**Data records**
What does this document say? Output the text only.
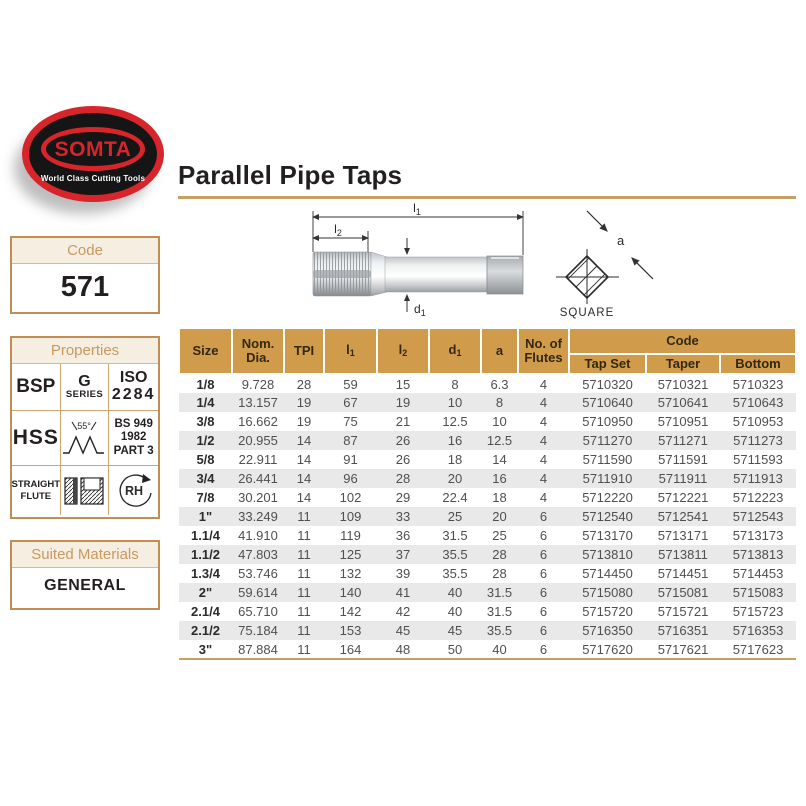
SOMTA
World Class Cutting Tools Parallel Pipe Taps
$l_1$
$l_2$
$d_1$
a
SQUARE
Code
571
Properties
BSP G
SERIES
ISO
2284
HSS 55° BS 949
1982
PART 3
STRAIGHT
FLUTE	RH
Suited Materials
GENERAL
Size	Nom. Dia.	TPI	$l_1$	$l_2$	$d_1$	a	No. of Flutes	Code		
								Tap Set	Taper	Bottom
1/8	9.728	28	59	15	8	6.3	4	5710320	5710321	5710323
1/4	13.157	19	67	19	10	8	4	5710640	5710641	5710643
3/8	16.662	19	75	21	12.5	10	4	5710950	5710951	5710953
1/2	20.955	14	87	26	16	12.5	4	5711270	5711271	5711273
5/8	22.911	14	91	26	18	14	4	5711590	5711591	5711593
3/4	26.441	14	96	28	20	16	4	5711910	5711911	5711913
7/8	30.201	14	102	29	22.4	18	4	5712220	5712221	5712223
1"	33.249	11	109	33	25	20	6	5712540	5712541	5712543
1.1/4	41.910	11	119	36	31.5	25	6	5713170	5713171	5713173
1.1/2	47.803	11	125	37	35.5	28	6	5713810	5713811	5713813
1.3/4	53.746	11	132	39	35.5	28	6	5714450	5714451	5714453
2"	59.614	11	140	41	40	31.5	6	5715080	5715081	5715083
2.1/4	65.710	11	142	42	40	31.5	6	5715720	5715721	5715723
2.1/2	75.184	11	153	45	45	35.5	6	5716350	5716351	5716353
3"	87.884	11	164	48	50	40	6	5717620	5717621	5717623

**WRITTEN TASK**
Word for word, quote the full listing, omitting every picture.

**TASK ANSWER**
What does this document say? Output the text only.
SOMTA
World Class Cutting Tools Parallel Pipe Taps
$l_1$
$l_2$
$d_1$
a
SQUARE
Code
571
Properties
BSP G
SERIES
ISO
2284
HSS 55° BS 949
1982
PART 3
STRAIGHT
FLUTE	RH
Suited Materials
GENERAL
Size	Nom. Dia.	TPI	$l_1$	$l_2$	$d_1$	a	No. of Flutes	Code		
								Tap Set	Taper	Bottom
1/8	9.728	28	59	15	8	6.3	4	5710320	5710321	5710323
1/4	13.157	19	67	19	10	8	4	5710640	5710641	5710643
3/8	16.662	19	75	21	12.5	10	4	5710950	5710951	5710953
1/2	20.955	14	87	26	16	12.5	4	5711270	5711271	5711273
5/8	22.911	14	91	26	18	14	4	5711590	5711591	5711593
3/4	26.441	14	96	28	20	16	4	5711910	5711911	5711913
7/8	30.201	14	102	29	22.4	18	4	5712220	5712221	5712223
1"	33.249	11	109	33	25	20	6	5712540	5712541	5712543
1.1/4	41.910	11	119	36	31.5	25	6	5713170	5713171	5713173
1.1/2	47.803	11	125	37	35.5	28	6	5713810	5713811	5713813
1.3/4	53.746	11	132	39	35.5	28	6	5714450	5714451	5714453
2"	59.614	11	140	41	40	31.5	6	5715080	5715081	5715083
2.1/4	65.710	11	142	42	40	31.5	6	5715720	5715721	5715723
2.1/2	75.184	11	153	45	45	35.5	6	5716350	5716351	5716353
3"	87.884	11	164	48	50	40	6	5717620	5717621	5717623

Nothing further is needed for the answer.